(Stored data)
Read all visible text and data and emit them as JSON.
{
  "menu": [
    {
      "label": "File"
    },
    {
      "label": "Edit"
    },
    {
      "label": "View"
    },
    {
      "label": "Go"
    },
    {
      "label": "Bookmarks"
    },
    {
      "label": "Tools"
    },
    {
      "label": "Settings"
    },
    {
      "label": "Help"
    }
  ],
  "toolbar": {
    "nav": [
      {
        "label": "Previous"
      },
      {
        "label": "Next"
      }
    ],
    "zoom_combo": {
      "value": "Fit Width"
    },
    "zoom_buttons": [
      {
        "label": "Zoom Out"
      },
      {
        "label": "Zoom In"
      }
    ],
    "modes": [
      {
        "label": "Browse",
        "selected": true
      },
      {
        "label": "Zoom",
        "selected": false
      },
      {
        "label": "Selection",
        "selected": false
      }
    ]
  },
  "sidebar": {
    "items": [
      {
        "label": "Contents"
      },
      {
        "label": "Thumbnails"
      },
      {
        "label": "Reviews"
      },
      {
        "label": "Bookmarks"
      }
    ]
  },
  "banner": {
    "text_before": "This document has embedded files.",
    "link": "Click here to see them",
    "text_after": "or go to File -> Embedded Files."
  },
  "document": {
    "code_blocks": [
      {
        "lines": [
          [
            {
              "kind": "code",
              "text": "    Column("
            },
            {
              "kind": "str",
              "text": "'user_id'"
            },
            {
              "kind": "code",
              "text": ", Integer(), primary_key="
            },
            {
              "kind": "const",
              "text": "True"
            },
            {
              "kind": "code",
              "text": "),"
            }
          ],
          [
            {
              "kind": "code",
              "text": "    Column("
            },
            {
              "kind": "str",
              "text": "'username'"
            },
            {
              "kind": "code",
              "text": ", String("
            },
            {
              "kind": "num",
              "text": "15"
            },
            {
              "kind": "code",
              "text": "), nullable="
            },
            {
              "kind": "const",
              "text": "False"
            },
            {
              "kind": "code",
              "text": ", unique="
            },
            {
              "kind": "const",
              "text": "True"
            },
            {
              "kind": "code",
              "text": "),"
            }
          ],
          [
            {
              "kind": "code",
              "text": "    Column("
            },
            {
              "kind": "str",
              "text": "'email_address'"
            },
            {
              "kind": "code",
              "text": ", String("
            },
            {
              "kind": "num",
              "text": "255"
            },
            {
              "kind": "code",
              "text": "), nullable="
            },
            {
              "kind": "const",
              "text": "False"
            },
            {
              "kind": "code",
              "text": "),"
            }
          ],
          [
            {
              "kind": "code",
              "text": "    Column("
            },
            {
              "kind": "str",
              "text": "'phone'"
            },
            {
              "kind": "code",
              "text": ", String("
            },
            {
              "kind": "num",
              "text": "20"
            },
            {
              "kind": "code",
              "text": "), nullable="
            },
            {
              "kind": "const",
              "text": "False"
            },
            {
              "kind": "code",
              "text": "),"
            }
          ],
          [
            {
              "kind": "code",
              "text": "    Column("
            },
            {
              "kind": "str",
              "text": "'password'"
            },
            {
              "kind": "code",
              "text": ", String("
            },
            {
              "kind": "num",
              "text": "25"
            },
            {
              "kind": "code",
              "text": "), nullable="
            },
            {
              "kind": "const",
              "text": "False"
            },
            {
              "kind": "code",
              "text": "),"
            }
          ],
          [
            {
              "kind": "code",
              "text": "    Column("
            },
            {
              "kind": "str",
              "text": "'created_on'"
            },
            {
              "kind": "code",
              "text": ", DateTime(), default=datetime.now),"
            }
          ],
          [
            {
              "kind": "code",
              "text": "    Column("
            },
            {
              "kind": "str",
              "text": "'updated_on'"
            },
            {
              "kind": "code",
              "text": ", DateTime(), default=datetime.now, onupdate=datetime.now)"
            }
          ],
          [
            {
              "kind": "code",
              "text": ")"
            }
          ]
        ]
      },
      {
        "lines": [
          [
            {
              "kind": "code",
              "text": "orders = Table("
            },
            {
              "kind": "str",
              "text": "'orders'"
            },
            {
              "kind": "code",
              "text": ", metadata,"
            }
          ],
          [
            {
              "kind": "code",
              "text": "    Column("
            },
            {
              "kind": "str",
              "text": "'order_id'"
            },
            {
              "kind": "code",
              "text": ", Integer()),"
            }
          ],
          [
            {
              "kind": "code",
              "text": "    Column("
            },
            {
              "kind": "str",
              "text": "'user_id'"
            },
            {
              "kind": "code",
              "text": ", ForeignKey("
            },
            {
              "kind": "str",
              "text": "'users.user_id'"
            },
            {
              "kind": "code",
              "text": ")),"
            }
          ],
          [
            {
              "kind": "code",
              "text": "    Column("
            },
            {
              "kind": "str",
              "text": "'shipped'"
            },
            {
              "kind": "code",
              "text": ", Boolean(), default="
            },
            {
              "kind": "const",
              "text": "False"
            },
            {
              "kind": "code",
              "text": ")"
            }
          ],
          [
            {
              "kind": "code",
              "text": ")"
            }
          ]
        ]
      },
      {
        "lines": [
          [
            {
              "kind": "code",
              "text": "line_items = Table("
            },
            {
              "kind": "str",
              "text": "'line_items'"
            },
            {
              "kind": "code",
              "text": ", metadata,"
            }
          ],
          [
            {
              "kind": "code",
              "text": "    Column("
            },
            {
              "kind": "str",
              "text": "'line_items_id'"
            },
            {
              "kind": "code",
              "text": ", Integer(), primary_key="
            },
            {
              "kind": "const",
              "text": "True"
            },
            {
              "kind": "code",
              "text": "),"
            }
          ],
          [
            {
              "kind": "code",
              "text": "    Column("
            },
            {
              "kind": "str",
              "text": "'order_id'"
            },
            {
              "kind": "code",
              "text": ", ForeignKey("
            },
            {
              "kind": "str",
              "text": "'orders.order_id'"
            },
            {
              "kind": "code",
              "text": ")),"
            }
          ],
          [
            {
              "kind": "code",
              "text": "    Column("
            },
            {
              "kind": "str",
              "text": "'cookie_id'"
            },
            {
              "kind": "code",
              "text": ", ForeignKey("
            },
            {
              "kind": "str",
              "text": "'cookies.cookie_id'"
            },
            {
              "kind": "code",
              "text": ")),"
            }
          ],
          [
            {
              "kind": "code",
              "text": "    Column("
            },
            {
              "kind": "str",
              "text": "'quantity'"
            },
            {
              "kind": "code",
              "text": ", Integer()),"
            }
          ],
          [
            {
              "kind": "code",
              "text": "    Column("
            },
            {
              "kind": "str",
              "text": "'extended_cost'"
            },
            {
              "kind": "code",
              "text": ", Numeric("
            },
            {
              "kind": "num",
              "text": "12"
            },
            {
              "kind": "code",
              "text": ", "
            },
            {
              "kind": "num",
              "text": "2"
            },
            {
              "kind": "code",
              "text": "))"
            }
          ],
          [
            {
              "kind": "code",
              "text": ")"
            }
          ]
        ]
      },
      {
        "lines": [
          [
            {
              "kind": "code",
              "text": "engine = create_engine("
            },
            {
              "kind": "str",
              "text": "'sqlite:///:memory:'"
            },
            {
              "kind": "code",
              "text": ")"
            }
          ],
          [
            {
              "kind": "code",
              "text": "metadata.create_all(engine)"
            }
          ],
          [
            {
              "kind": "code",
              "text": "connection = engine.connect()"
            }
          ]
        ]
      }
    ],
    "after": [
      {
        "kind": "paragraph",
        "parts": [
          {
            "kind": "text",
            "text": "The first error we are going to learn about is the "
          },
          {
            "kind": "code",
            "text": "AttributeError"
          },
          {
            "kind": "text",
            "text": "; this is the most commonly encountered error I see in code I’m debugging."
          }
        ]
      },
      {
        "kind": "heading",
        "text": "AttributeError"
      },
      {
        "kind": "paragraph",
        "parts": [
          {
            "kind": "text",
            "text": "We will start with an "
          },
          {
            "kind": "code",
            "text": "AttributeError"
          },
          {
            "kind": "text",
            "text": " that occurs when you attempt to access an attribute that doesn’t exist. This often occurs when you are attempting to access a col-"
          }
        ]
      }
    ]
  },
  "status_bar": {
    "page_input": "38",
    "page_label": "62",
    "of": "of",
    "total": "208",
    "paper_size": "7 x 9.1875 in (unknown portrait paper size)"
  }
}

STATED GOAL: From the listing above, copy every line that includes the word "engine".

ANSWER TO THE TASK:
              "text": "engine = create_engine("
              "text": "metadata.create_all(engine)"
              "text": "connection = engine.connect()"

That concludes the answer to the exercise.